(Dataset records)
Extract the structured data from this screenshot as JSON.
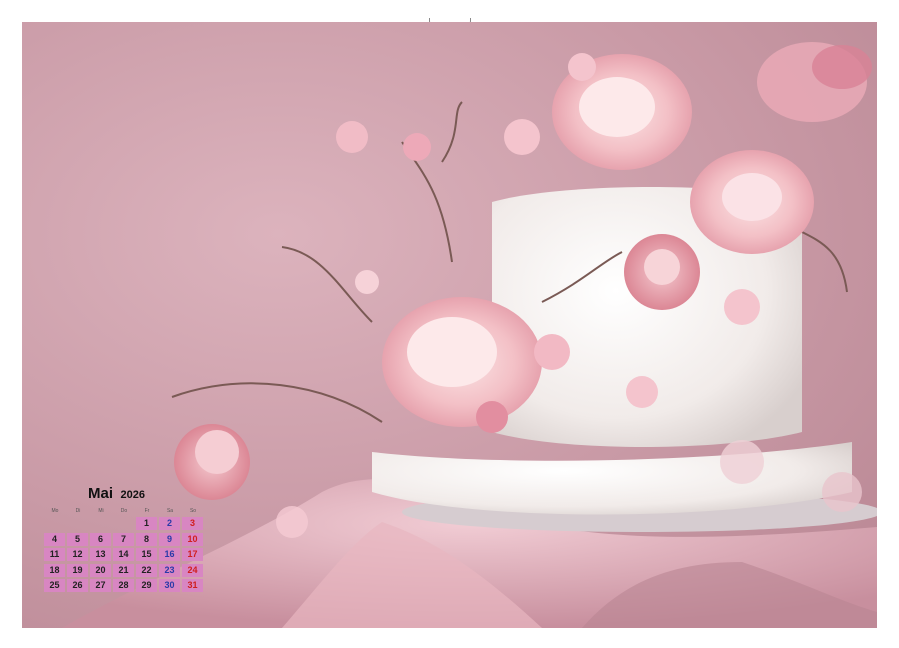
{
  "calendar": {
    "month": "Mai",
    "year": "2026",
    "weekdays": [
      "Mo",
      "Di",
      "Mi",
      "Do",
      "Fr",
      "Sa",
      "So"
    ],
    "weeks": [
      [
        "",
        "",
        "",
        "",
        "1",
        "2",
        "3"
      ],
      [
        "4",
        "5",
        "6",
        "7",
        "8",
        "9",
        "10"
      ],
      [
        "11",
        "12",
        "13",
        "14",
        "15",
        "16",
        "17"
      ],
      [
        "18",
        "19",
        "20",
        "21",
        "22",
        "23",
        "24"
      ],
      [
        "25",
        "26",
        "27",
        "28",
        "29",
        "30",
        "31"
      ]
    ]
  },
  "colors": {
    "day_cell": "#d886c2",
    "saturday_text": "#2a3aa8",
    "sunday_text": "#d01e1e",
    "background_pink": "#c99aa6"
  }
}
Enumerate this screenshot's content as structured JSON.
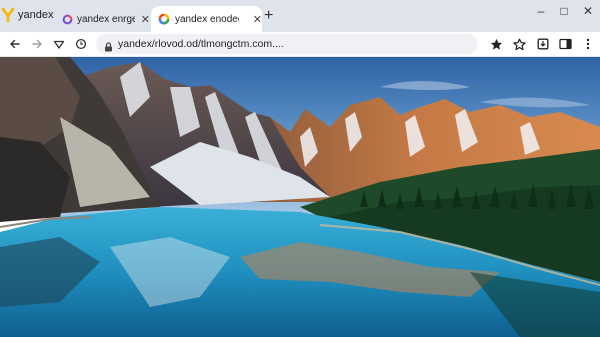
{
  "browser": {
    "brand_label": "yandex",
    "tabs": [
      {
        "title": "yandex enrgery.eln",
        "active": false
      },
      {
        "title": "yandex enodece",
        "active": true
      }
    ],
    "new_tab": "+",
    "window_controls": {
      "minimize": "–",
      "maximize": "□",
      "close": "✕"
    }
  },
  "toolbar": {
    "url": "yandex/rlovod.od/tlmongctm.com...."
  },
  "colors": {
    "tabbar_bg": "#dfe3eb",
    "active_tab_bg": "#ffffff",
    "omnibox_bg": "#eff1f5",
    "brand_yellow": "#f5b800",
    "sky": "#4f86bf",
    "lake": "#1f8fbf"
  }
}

Aim: Give every line above again exactly, with no pictures.

Worked answer:
Extract the structured data from this screenshot as JSON.
{
  "calendar": {
    "month": "Mai",
    "year": "2026",
    "weekdays": [
      "Mo",
      "Di",
      "Mi",
      "Do",
      "Fr",
      "Sa",
      "So"
    ],
    "weeks": [
      [
        "",
        "",
        "",
        "",
        "1",
        "2",
        "3"
      ],
      [
        "4",
        "5",
        "6",
        "7",
        "8",
        "9",
        "10"
      ],
      [
        "11",
        "12",
        "13",
        "14",
        "15",
        "16",
        "17"
      ],
      [
        "18",
        "19",
        "20",
        "21",
        "22",
        "23",
        "24"
      ],
      [
        "25",
        "26",
        "27",
        "28",
        "29",
        "30",
        "31"
      ]
    ]
  },
  "colors": {
    "day_cell": "#d886c2",
    "saturday_text": "#2a3aa8",
    "sunday_text": "#d01e1e",
    "background_pink": "#c99aa6"
  }
}
Enumerate this screenshot's content as structured JSON.
{
  "browser": {
    "brand_label": "yandex",
    "tabs": [
      {
        "title": "yandex enrgery.eln",
        "active": false
      },
      {
        "title": "yandex enodece",
        "active": true
      }
    ],
    "new_tab": "+",
    "window_controls": {
      "minimize": "–",
      "maximize": "□",
      "close": "✕"
    }
  },
  "toolbar": {
    "url": "yandex/rlovod.od/tlmongctm.com...."
  },
  "colors": {
    "tabbar_bg": "#dfe3eb",
    "active_tab_bg": "#ffffff",
    "omnibox_bg": "#eff1f5",
    "brand_yellow": "#f5b800",
    "sky": "#4f86bf",
    "lake": "#1f8fbf"
  }
}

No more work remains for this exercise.